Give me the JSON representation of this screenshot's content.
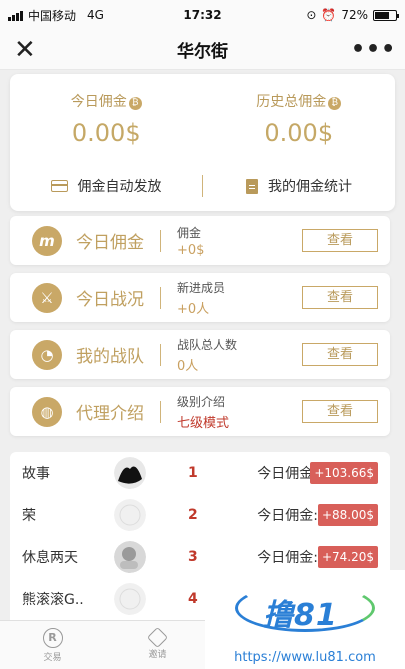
{
  "status": {
    "carrier": "中国移动",
    "network": "4G",
    "time": "17:32",
    "battery": "72%"
  },
  "nav": {
    "title": "华尔街"
  },
  "summary": {
    "today_label": "今日佣金",
    "today_value": "0.00$",
    "total_label": "历史总佣金",
    "total_value": "0.00$",
    "link_auto": "佣金自动发放",
    "link_stats": "我的佣金统计"
  },
  "rows": [
    {
      "title": "今日佣金",
      "sub": "佣金",
      "value": "+0$",
      "button": "查看",
      "icon": "m-logo-icon"
    },
    {
      "title": "今日战况",
      "sub": "新进成员",
      "value": "+0人",
      "button": "查看",
      "icon": "battle-icon"
    },
    {
      "title": "我的战队",
      "sub": "战队总人数",
      "value": "0人",
      "button": "查看",
      "icon": "pie-chart-icon"
    },
    {
      "title": "代理介绍",
      "sub": "级别介绍",
      "value": "七级模式",
      "button": "查看",
      "icon": "globe-icon"
    }
  ],
  "ranking": [
    {
      "name": "故事",
      "rank": "1",
      "label": "今日佣金:",
      "amount": "+103.66$"
    },
    {
      "name": "荣",
      "rank": "2",
      "label": "今日佣金:",
      "amount": "+88.00$"
    },
    {
      "name": "休息两天",
      "rank": "3",
      "label": "今日佣金:",
      "amount": "+74.20$"
    },
    {
      "name": "熊滚滚G..",
      "rank": "4"
    }
  ],
  "tabs": [
    {
      "label": "交易"
    },
    {
      "label": "邀请"
    }
  ],
  "watermark": {
    "logo": "撸81",
    "url": "https://www.lu81.com"
  },
  "colors": {
    "gold": "#c9a867",
    "red": "#c0392b",
    "badge": "#d85f59"
  }
}
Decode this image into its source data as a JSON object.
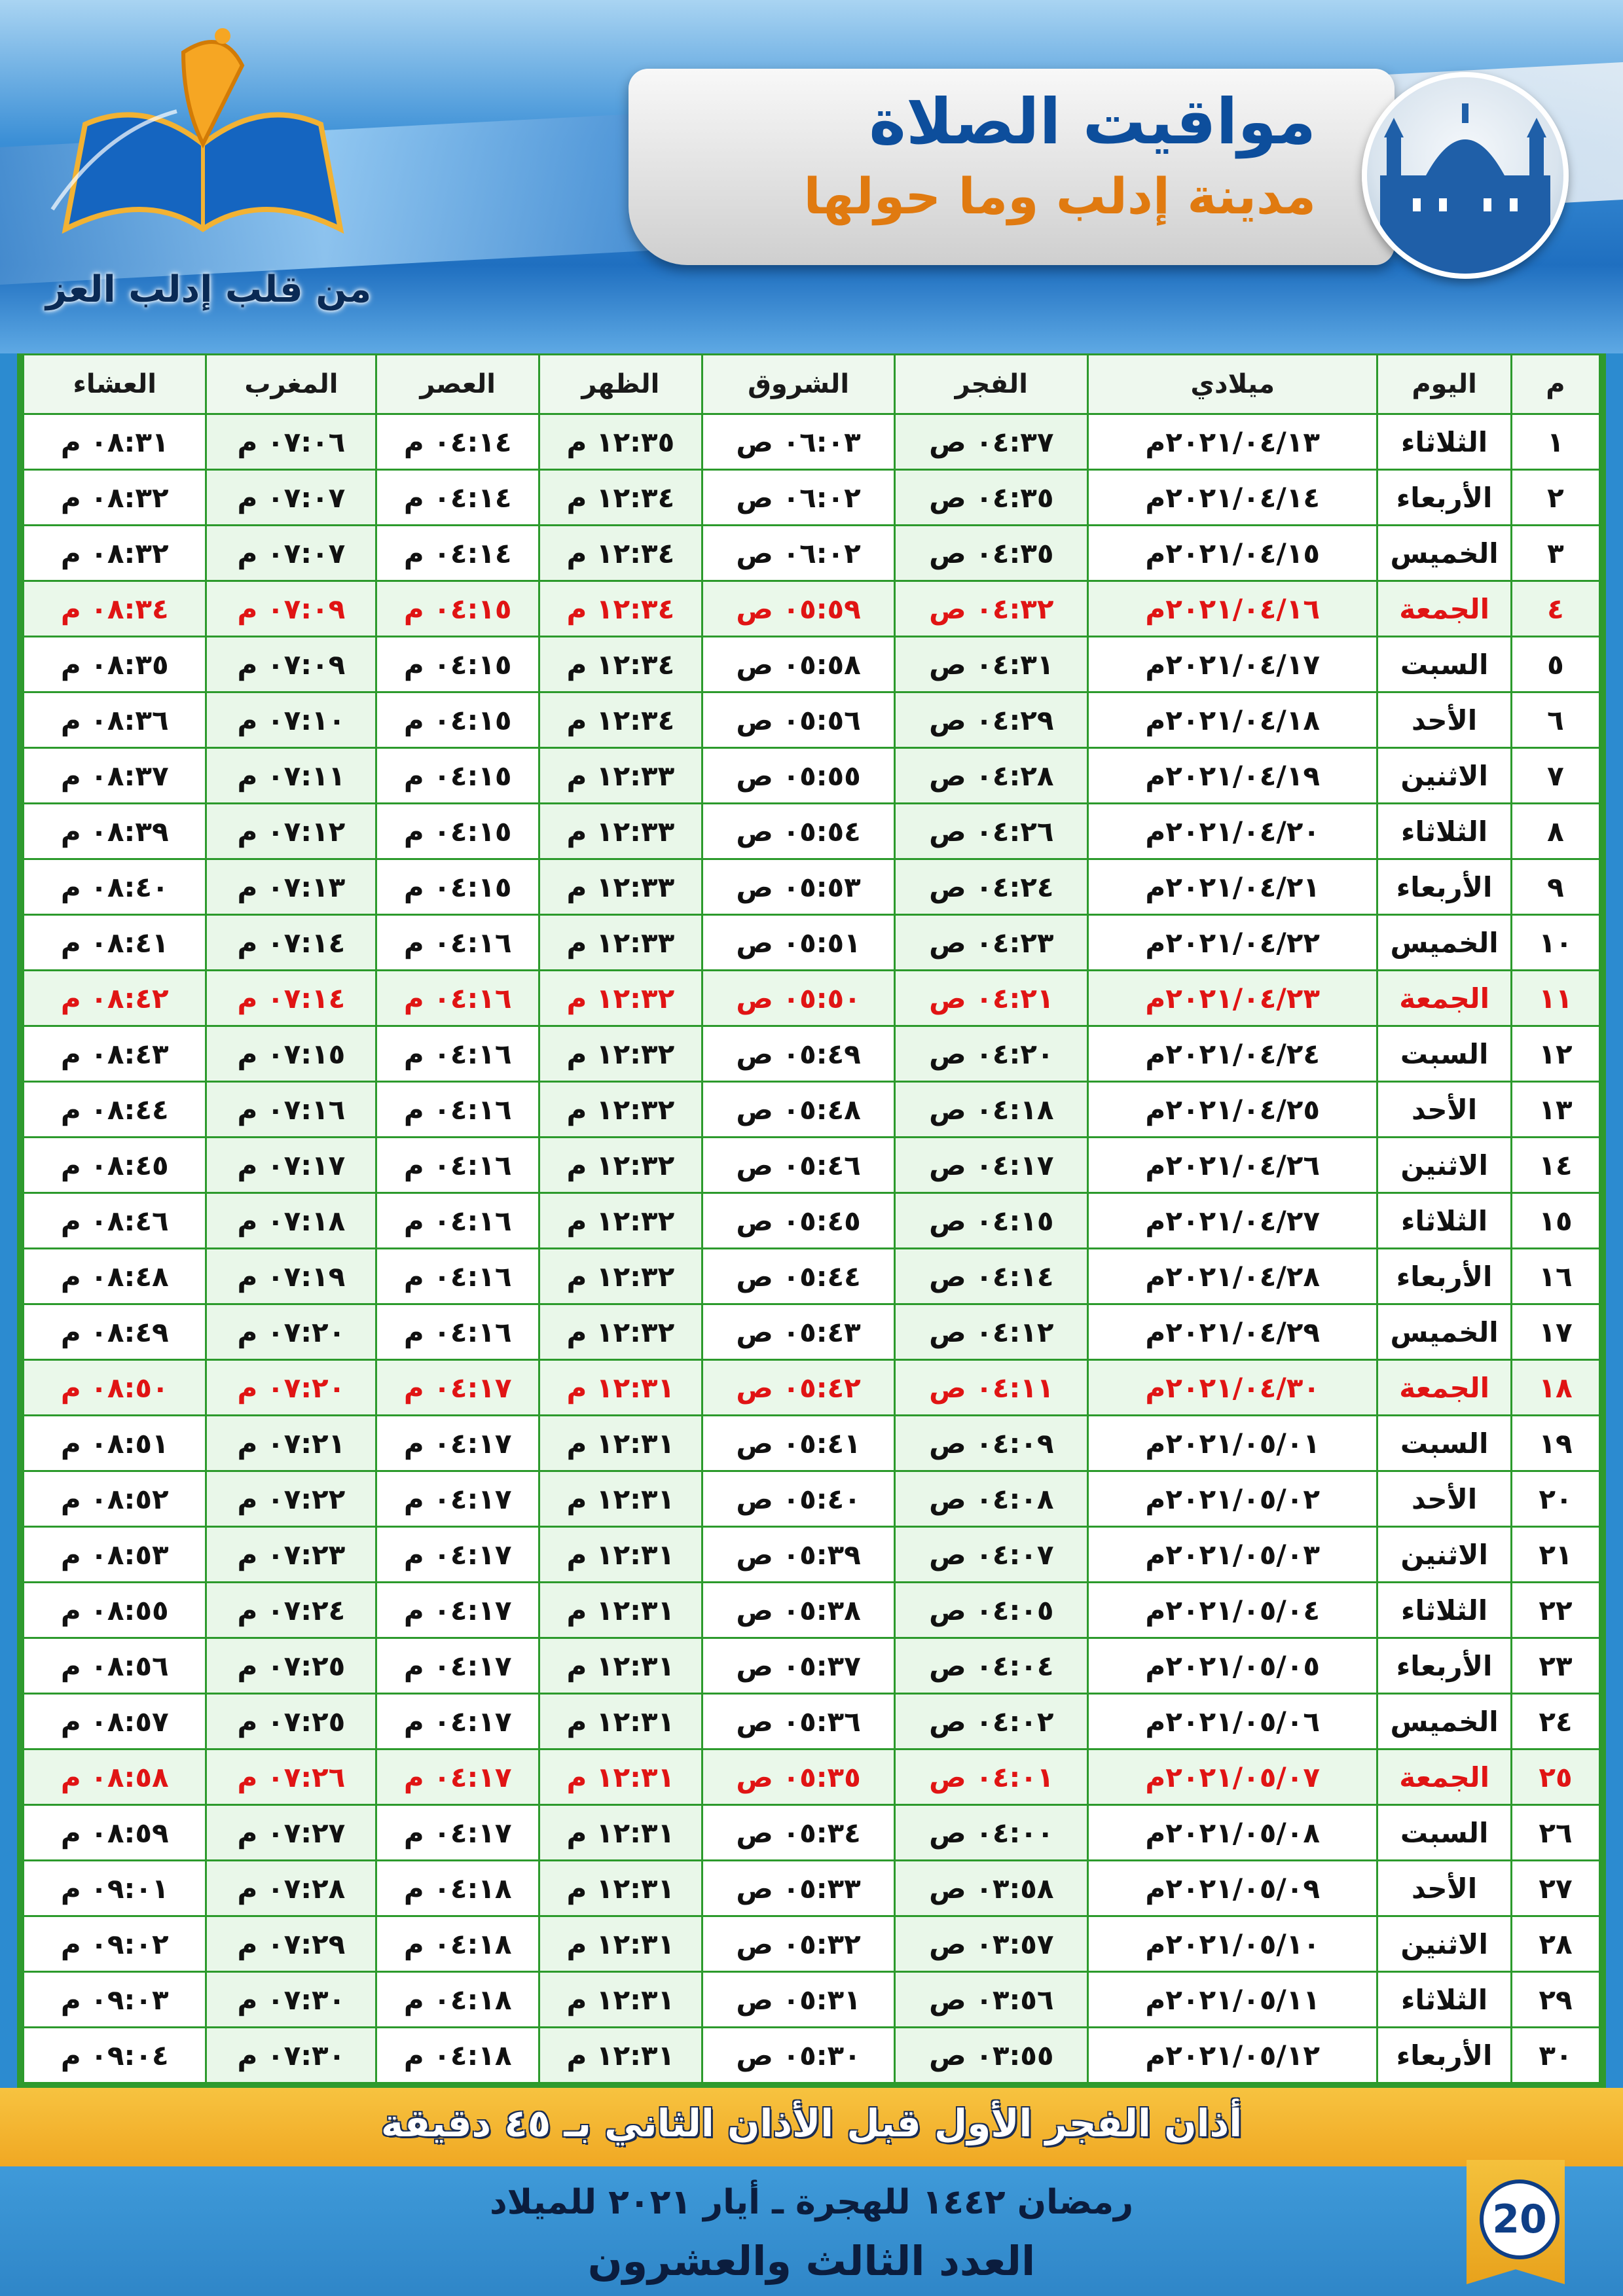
{
  "header": {
    "title": "مواقيت الصلاة",
    "subtitle": "مدينة إدلب وما حولها",
    "logo_text": "من قلب إدلب العز"
  },
  "table": {
    "columns": [
      "م",
      "اليوم",
      "ميلادي",
      "الفجر",
      "الشروق",
      "الظهر",
      "العصر",
      "المغرب",
      "العشاء"
    ],
    "rows": [
      {
        "n": "١",
        "day": "الثلاثاء",
        "date": "٢٠٢١/٠٤/١٣م",
        "fajr": "٠٤:٣٧ ص",
        "sunrise": "٠٦:٠٣ ص",
        "dhuhr": "١٢:٣٥ م",
        "asr": "٠٤:١٤ م",
        "maghrib": "٠٧:٠٦ م",
        "isha": "٠٨:٣١ م",
        "friday": false
      },
      {
        "n": "٢",
        "day": "الأربعاء",
        "date": "٢٠٢١/٠٤/١٤م",
        "fajr": "٠٤:٣٥ ص",
        "sunrise": "٠٦:٠٢ ص",
        "dhuhr": "١٢:٣٤ م",
        "asr": "٠٤:١٤ م",
        "maghrib": "٠٧:٠٧ م",
        "isha": "٠٨:٣٢ م",
        "friday": false
      },
      {
        "n": "٣",
        "day": "الخميس",
        "date": "٢٠٢١/٠٤/١٥م",
        "fajr": "٠٤:٣٥ ص",
        "sunrise": "٠٦:٠٢ ص",
        "dhuhr": "١٢:٣٤ م",
        "asr": "٠٤:١٤ م",
        "maghrib": "٠٧:٠٧ م",
        "isha": "٠٨:٣٢ م",
        "friday": false
      },
      {
        "n": "٤",
        "day": "الجمعة",
        "date": "٢٠٢١/٠٤/١٦م",
        "fajr": "٠٤:٣٢ ص",
        "sunrise": "٠٥:٥٩ ص",
        "dhuhr": "١٢:٣٤ م",
        "asr": "٠٤:١٥ م",
        "maghrib": "٠٧:٠٩ م",
        "isha": "٠٨:٣٤ م",
        "friday": true
      },
      {
        "n": "٥",
        "day": "السبت",
        "date": "٢٠٢١/٠٤/١٧م",
        "fajr": "٠٤:٣١ ص",
        "sunrise": "٠٥:٥٨ ص",
        "dhuhr": "١٢:٣٤ م",
        "asr": "٠٤:١٥ م",
        "maghrib": "٠٧:٠٩ م",
        "isha": "٠٨:٣٥ م",
        "friday": false
      },
      {
        "n": "٦",
        "day": "الأحد",
        "date": "٢٠٢١/٠٤/١٨م",
        "fajr": "٠٤:٢٩ ص",
        "sunrise": "٠٥:٥٦ ص",
        "dhuhr": "١٢:٣٤ م",
        "asr": "٠٤:١٥ م",
        "maghrib": "٠٧:١٠ م",
        "isha": "٠٨:٣٦ م",
        "friday": false
      },
      {
        "n": "٧",
        "day": "الاثنين",
        "date": "٢٠٢١/٠٤/١٩م",
        "fajr": "٠٤:٢٨ ص",
        "sunrise": "٠٥:٥٥ ص",
        "dhuhr": "١٢:٣٣ م",
        "asr": "٠٤:١٥ م",
        "maghrib": "٠٧:١١ م",
        "isha": "٠٨:٣٧ م",
        "friday": false
      },
      {
        "n": "٨",
        "day": "الثلاثاء",
        "date": "٢٠٢١/٠٤/٢٠م",
        "fajr": "٠٤:٢٦ ص",
        "sunrise": "٠٥:٥٤ ص",
        "dhuhr": "١٢:٣٣ م",
        "asr": "٠٤:١٥ م",
        "maghrib": "٠٧:١٢ م",
        "isha": "٠٨:٣٩ م",
        "friday": false
      },
      {
        "n": "٩",
        "day": "الأربعاء",
        "date": "٢٠٢١/٠٤/٢١م",
        "fajr": "٠٤:٢٤ ص",
        "sunrise": "٠٥:٥٣ ص",
        "dhuhr": "١٢:٣٣ م",
        "asr": "٠٤:١٥ م",
        "maghrib": "٠٧:١٣ م",
        "isha": "٠٨:٤٠ م",
        "friday": false
      },
      {
        "n": "١٠",
        "day": "الخميس",
        "date": "٢٠٢١/٠٤/٢٢م",
        "fajr": "٠٤:٢٣ ص",
        "sunrise": "٠٥:٥١ ص",
        "dhuhr": "١٢:٣٣ م",
        "asr": "٠٤:١٦ م",
        "maghrib": "٠٧:١٤ م",
        "isha": "٠٨:٤١ م",
        "friday": false
      },
      {
        "n": "١١",
        "day": "الجمعة",
        "date": "٢٠٢١/٠٤/٢٣م",
        "fajr": "٠٤:٢١ ص",
        "sunrise": "٠٥:٥٠ ص",
        "dhuhr": "١٢:٣٢ م",
        "asr": "٠٤:١٦ م",
        "maghrib": "٠٧:١٤ م",
        "isha": "٠٨:٤٢ م",
        "friday": true
      },
      {
        "n": "١٢",
        "day": "السبت",
        "date": "٢٠٢١/٠٤/٢٤م",
        "fajr": "٠٤:٢٠ ص",
        "sunrise": "٠٥:٤٩ ص",
        "dhuhr": "١٢:٣٢ م",
        "asr": "٠٤:١٦ م",
        "maghrib": "٠٧:١٥ م",
        "isha": "٠٨:٤٣ م",
        "friday": false
      },
      {
        "n": "١٣",
        "day": "الأحد",
        "date": "٢٠٢١/٠٤/٢٥م",
        "fajr": "٠٤:١٨ ص",
        "sunrise": "٠٥:٤٨ ص",
        "dhuhr": "١٢:٣٢ م",
        "asr": "٠٤:١٦ م",
        "maghrib": "٠٧:١٦ م",
        "isha": "٠٨:٤٤ م",
        "friday": false
      },
      {
        "n": "١٤",
        "day": "الاثنين",
        "date": "٢٠٢١/٠٤/٢٦م",
        "fajr": "٠٤:١٧ ص",
        "sunrise": "٠٥:٤٦ ص",
        "dhuhr": "١٢:٣٢ م",
        "asr": "٠٤:١٦ م",
        "maghrib": "٠٧:١٧ م",
        "isha": "٠٨:٤٥ م",
        "friday": false
      },
      {
        "n": "١٥",
        "day": "الثلاثاء",
        "date": "٢٠٢١/٠٤/٢٧م",
        "fajr": "٠٤:١٥ ص",
        "sunrise": "٠٥:٤٥ ص",
        "dhuhr": "١٢:٣٢ م",
        "asr": "٠٤:١٦ م",
        "maghrib": "٠٧:١٨ م",
        "isha": "٠٨:٤٦ م",
        "friday": false
      },
      {
        "n": "١٦",
        "day": "الأربعاء",
        "date": "٢٠٢١/٠٤/٢٨م",
        "fajr": "٠٤:١٤ ص",
        "sunrise": "٠٥:٤٤ ص",
        "dhuhr": "١٢:٣٢ م",
        "asr": "٠٤:١٦ م",
        "maghrib": "٠٧:١٩ م",
        "isha": "٠٨:٤٨ م",
        "friday": false
      },
      {
        "n": "١٧",
        "day": "الخميس",
        "date": "٢٠٢١/٠٤/٢٩م",
        "fajr": "٠٤:١٢ ص",
        "sunrise": "٠٥:٤٣ ص",
        "dhuhr": "١٢:٣٢ م",
        "asr": "٠٤:١٦ م",
        "maghrib": "٠٧:٢٠ م",
        "isha": "٠٨:٤٩ م",
        "friday": false
      },
      {
        "n": "١٨",
        "day": "الجمعة",
        "date": "٢٠٢١/٠٤/٣٠م",
        "fajr": "٠٤:١١ ص",
        "sunrise": "٠٥:٤٢ ص",
        "dhuhr": "١٢:٣١ م",
        "asr": "٠٤:١٧ م",
        "maghrib": "٠٧:٢٠ م",
        "isha": "٠٨:٥٠ م",
        "friday": true
      },
      {
        "n": "١٩",
        "day": "السبت",
        "date": "٢٠٢١/٠٥/٠١م",
        "fajr": "٠٤:٠٩ ص",
        "sunrise": "٠٥:٤١ ص",
        "dhuhr": "١٢:٣١ م",
        "asr": "٠٤:١٧ م",
        "maghrib": "٠٧:٢١ م",
        "isha": "٠٨:٥١ م",
        "friday": false
      },
      {
        "n": "٢٠",
        "day": "الأحد",
        "date": "٢٠٢١/٠٥/٠٢م",
        "fajr": "٠٤:٠٨ ص",
        "sunrise": "٠٥:٤٠ ص",
        "dhuhr": "١٢:٣١ م",
        "asr": "٠٤:١٧ م",
        "maghrib": "٠٧:٢٢ م",
        "isha": "٠٨:٥٢ م",
        "friday": false
      },
      {
        "n": "٢١",
        "day": "الاثنين",
        "date": "٢٠٢١/٠٥/٠٣م",
        "fajr": "٠٤:٠٧ ص",
        "sunrise": "٠٥:٣٩ ص",
        "dhuhr": "١٢:٣١ م",
        "asr": "٠٤:١٧ م",
        "maghrib": "٠٧:٢٣ م",
        "isha": "٠٨:٥٣ م",
        "friday": false
      },
      {
        "n": "٢٢",
        "day": "الثلاثاء",
        "date": "٢٠٢١/٠٥/٠٤م",
        "fajr": "٠٤:٠٥ ص",
        "sunrise": "٠٥:٣٨ ص",
        "dhuhr": "١٢:٣١ م",
        "asr": "٠٤:١٧ م",
        "maghrib": "٠٧:٢٤ م",
        "isha": "٠٨:٥٥ م",
        "friday": false
      },
      {
        "n": "٢٣",
        "day": "الأربعاء",
        "date": "٢٠٢١/٠٥/٠٥م",
        "fajr": "٠٤:٠٤ ص",
        "sunrise": "٠٥:٣٧ ص",
        "dhuhr": "١٢:٣١ م",
        "asr": "٠٤:١٧ م",
        "maghrib": "٠٧:٢٥ م",
        "isha": "٠٨:٥٦ م",
        "friday": false
      },
      {
        "n": "٢٤",
        "day": "الخميس",
        "date": "٢٠٢١/٠٥/٠٦م",
        "fajr": "٠٤:٠٢ ص",
        "sunrise": "٠٥:٣٦ ص",
        "dhuhr": "١٢:٣١ م",
        "asr": "٠٤:١٧ م",
        "maghrib": "٠٧:٢٥ م",
        "isha": "٠٨:٥٧ م",
        "friday": false
      },
      {
        "n": "٢٥",
        "day": "الجمعة",
        "date": "٢٠٢١/٠٥/٠٧م",
        "fajr": "٠٤:٠١ ص",
        "sunrise": "٠٥:٣٥ ص",
        "dhuhr": "١٢:٣١ م",
        "asr": "٠٤:١٧ م",
        "maghrib": "٠٧:٢٦ م",
        "isha": "٠٨:٥٨ م",
        "friday": true
      },
      {
        "n": "٢٦",
        "day": "السبت",
        "date": "٢٠٢١/٠٥/٠٨م",
        "fajr": "٠٤:٠٠ ص",
        "sunrise": "٠٥:٣٤ ص",
        "dhuhr": "١٢:٣١ م",
        "asr": "٠٤:١٧ م",
        "maghrib": "٠٧:٢٧ م",
        "isha": "٠٨:٥٩ م",
        "friday": false
      },
      {
        "n": "٢٧",
        "day": "الأحد",
        "date": "٢٠٢١/٠٥/٠٩م",
        "fajr": "٠٣:٥٨ ص",
        "sunrise": "٠٥:٣٣ ص",
        "dhuhr": "١٢:٣١ م",
        "asr": "٠٤:١٨ م",
        "maghrib": "٠٧:٢٨ م",
        "isha": "٠٩:٠١ م",
        "friday": false
      },
      {
        "n": "٢٨",
        "day": "الاثنين",
        "date": "٢٠٢١/٠٥/١٠م",
        "fajr": "٠٣:٥٧ ص",
        "sunrise": "٠٥:٣٢ ص",
        "dhuhr": "١٢:٣١ م",
        "asr": "٠٤:١٨ م",
        "maghrib": "٠٧:٢٩ م",
        "isha": "٠٩:٠٢ م",
        "friday": false
      },
      {
        "n": "٢٩",
        "day": "الثلاثاء",
        "date": "٢٠٢١/٠٥/١١م",
        "fajr": "٠٣:٥٦ ص",
        "sunrise": "٠٥:٣١ ص",
        "dhuhr": "١٢:٣١ م",
        "asr": "٠٤:١٨ م",
        "maghrib": "٠٧:٣٠ م",
        "isha": "٠٩:٠٣ م",
        "friday": false
      },
      {
        "n": "٣٠",
        "day": "الأربعاء",
        "date": "٢٠٢١/٠٥/١٢م",
        "fajr": "٠٣:٥٥ ص",
        "sunrise": "٠٥:٣٠ ص",
        "dhuhr": "١٢:٣١ م",
        "asr": "٠٤:١٨ م",
        "maghrib": "٠٧:٣٠ م",
        "isha": "٠٩:٠٤ م",
        "friday": false
      }
    ]
  },
  "notice": "أذان الفجر الأول قبل الأذان الثاني بـ ٤٥ دقيقة",
  "footer": {
    "date_line": "رمضان ١٤٤٢ للهجرة ـ أيار ٢٠٢١ للميلاد",
    "issue_line": "العدد الثالث والعشرون",
    "badge": "20"
  },
  "colors": {
    "friday_text": "#e01414",
    "grid": "#2c9a2c",
    "highlight_col": "#e9f7e9"
  }
}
+ + +
#### PROBLEM DESCRIPTION:
Say how many lines of the data include the word "الفجر". Nothing other than the number should be given.

#### IN RESPONSE:
2